[Task prompt]: Images do not belong in the copy. Retype all the entries below exactly.
<<<<
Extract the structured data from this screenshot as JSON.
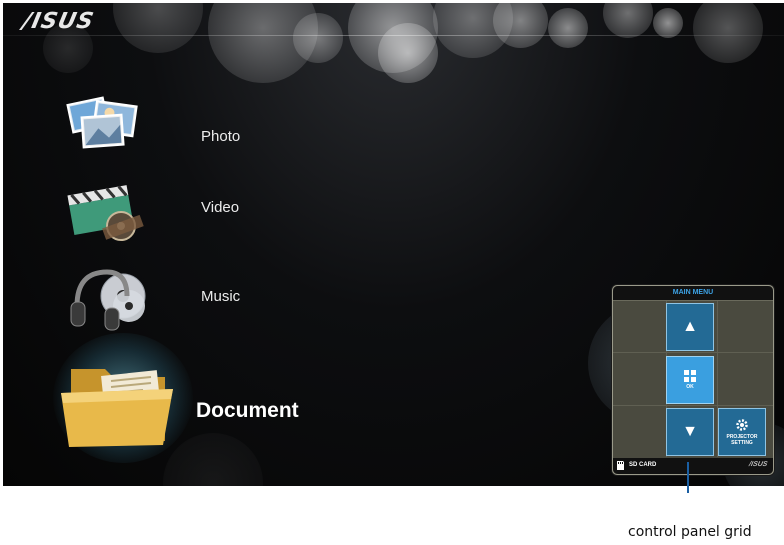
{
  "brand": {
    "logo_text": "/ISUS"
  },
  "menu": {
    "items": [
      {
        "label": "Photo",
        "icon": "photo-stack-icon",
        "active": false
      },
      {
        "label": "Video",
        "icon": "clapperboard-film-icon",
        "active": false
      },
      {
        "label": "Music",
        "icon": "headphones-cd-icon",
        "active": false
      },
      {
        "label": "Document",
        "icon": "folder-icon",
        "active": true
      }
    ]
  },
  "control_panel": {
    "title": "MAIN MENU",
    "up_glyph": "▲",
    "ok_label": "OK",
    "down_glyph": "▼",
    "projector_label_1": "PROJECTOR",
    "projector_label_2": "SETTING",
    "footer_source": "SD CARD",
    "footer_logo": "/ISUS"
  },
  "callout": {
    "text": "control panel grid"
  },
  "colors": {
    "background": "#050505",
    "panel_bg": "#4a4a3f",
    "button_blue": "#236a95",
    "ok_blue": "#3a9fe0",
    "header_text": "#3da3e6",
    "callout_line": "#1a5fa3"
  }
}
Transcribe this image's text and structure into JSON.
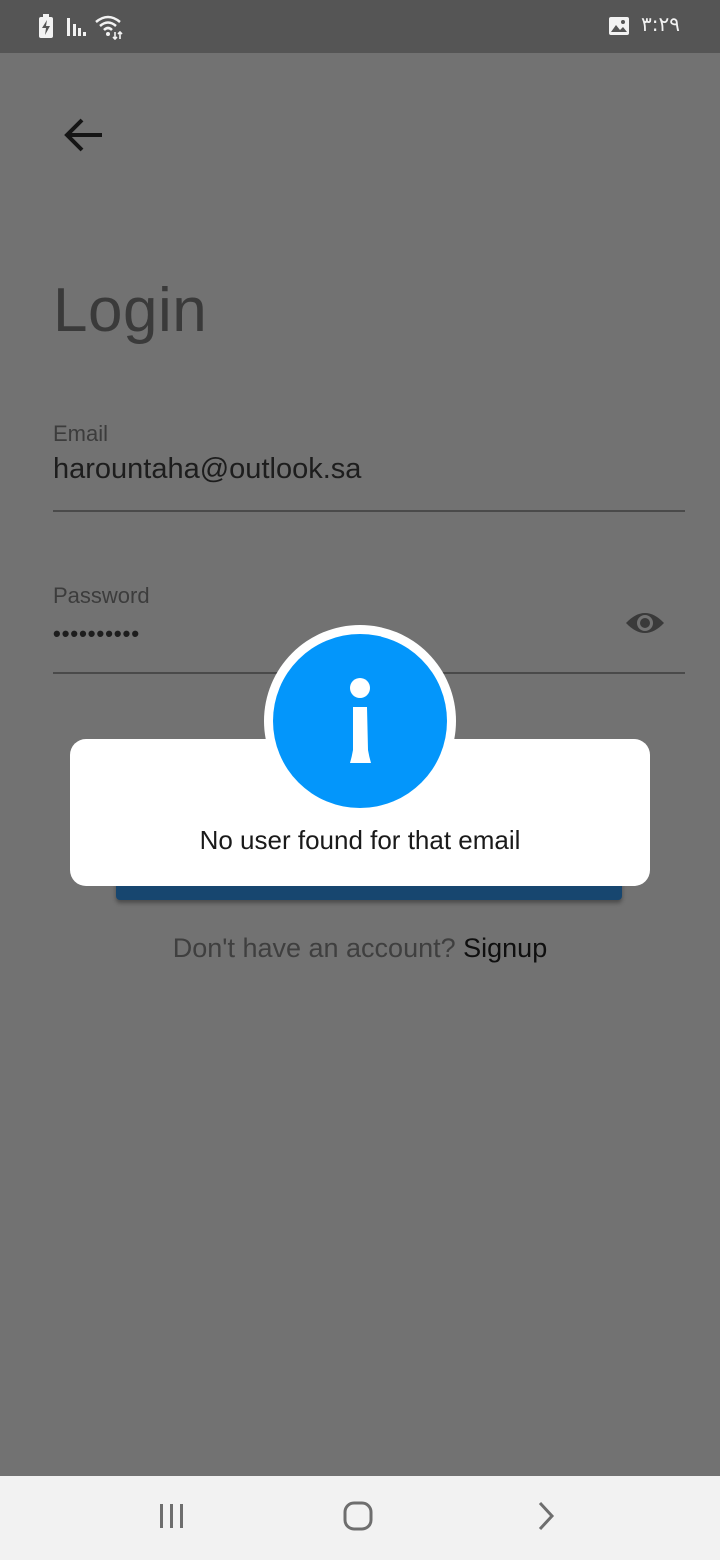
{
  "status_bar": {
    "time": "٣:٢٩",
    "icons": [
      "battery-charging-icon",
      "signal-icon",
      "wifi-icon",
      "image-notification-icon"
    ]
  },
  "header": {
    "back_icon": "arrow-left-icon"
  },
  "page": {
    "title": "Login"
  },
  "form": {
    "email": {
      "label": "Email",
      "value": "harountaha@outlook.sa"
    },
    "password": {
      "label": "Password",
      "value": "••••••••••",
      "toggle_icon": "eye-icon"
    },
    "login_button_color": "#17466f"
  },
  "signup": {
    "prompt": "Don't have an account?",
    "link": "Signup"
  },
  "dialog": {
    "message": "No user found for that email",
    "icon": "info-icon",
    "icon_color": "#0396fb"
  },
  "nav_bar": {
    "icons": [
      "recents-icon",
      "home-icon",
      "back-chevron-icon"
    ]
  }
}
>>>>
[Result]:
Extract the structured data from this screenshot as JSON.
{
  "brand": {
    "logo_text": "/ISUS"
  },
  "menu": {
    "items": [
      {
        "label": "Photo",
        "icon": "photo-stack-icon",
        "active": false
      },
      {
        "label": "Video",
        "icon": "clapperboard-film-icon",
        "active": false
      },
      {
        "label": "Music",
        "icon": "headphones-cd-icon",
        "active": false
      },
      {
        "label": "Document",
        "icon": "folder-icon",
        "active": true
      }
    ]
  },
  "control_panel": {
    "title": "MAIN MENU",
    "up_glyph": "▲",
    "ok_label": "OK",
    "down_glyph": "▼",
    "projector_label_1": "PROJECTOR",
    "projector_label_2": "SETTING",
    "footer_source": "SD CARD",
    "footer_logo": "/ISUS"
  },
  "callout": {
    "text": "control panel grid"
  },
  "colors": {
    "background": "#050505",
    "panel_bg": "#4a4a3f",
    "button_blue": "#236a95",
    "ok_blue": "#3a9fe0",
    "header_text": "#3da3e6",
    "callout_line": "#1a5fa3"
  }
}
Transcribe this image's text and structure into JSON.
{
  "status_bar": {
    "time": "٣:٢٩",
    "icons": [
      "battery-charging-icon",
      "signal-icon",
      "wifi-icon",
      "image-notification-icon"
    ]
  },
  "header": {
    "back_icon": "arrow-left-icon"
  },
  "page": {
    "title": "Login"
  },
  "form": {
    "email": {
      "label": "Email",
      "value": "harountaha@outlook.sa"
    },
    "password": {
      "label": "Password",
      "value": "••••••••••",
      "toggle_icon": "eye-icon"
    },
    "login_button_color": "#17466f"
  },
  "signup": {
    "prompt": "Don't have an account?",
    "link": "Signup"
  },
  "dialog": {
    "message": "No user found for that email",
    "icon": "info-icon",
    "icon_color": "#0396fb"
  },
  "nav_bar": {
    "icons": [
      "recents-icon",
      "home-icon",
      "back-chevron-icon"
    ]
  }
}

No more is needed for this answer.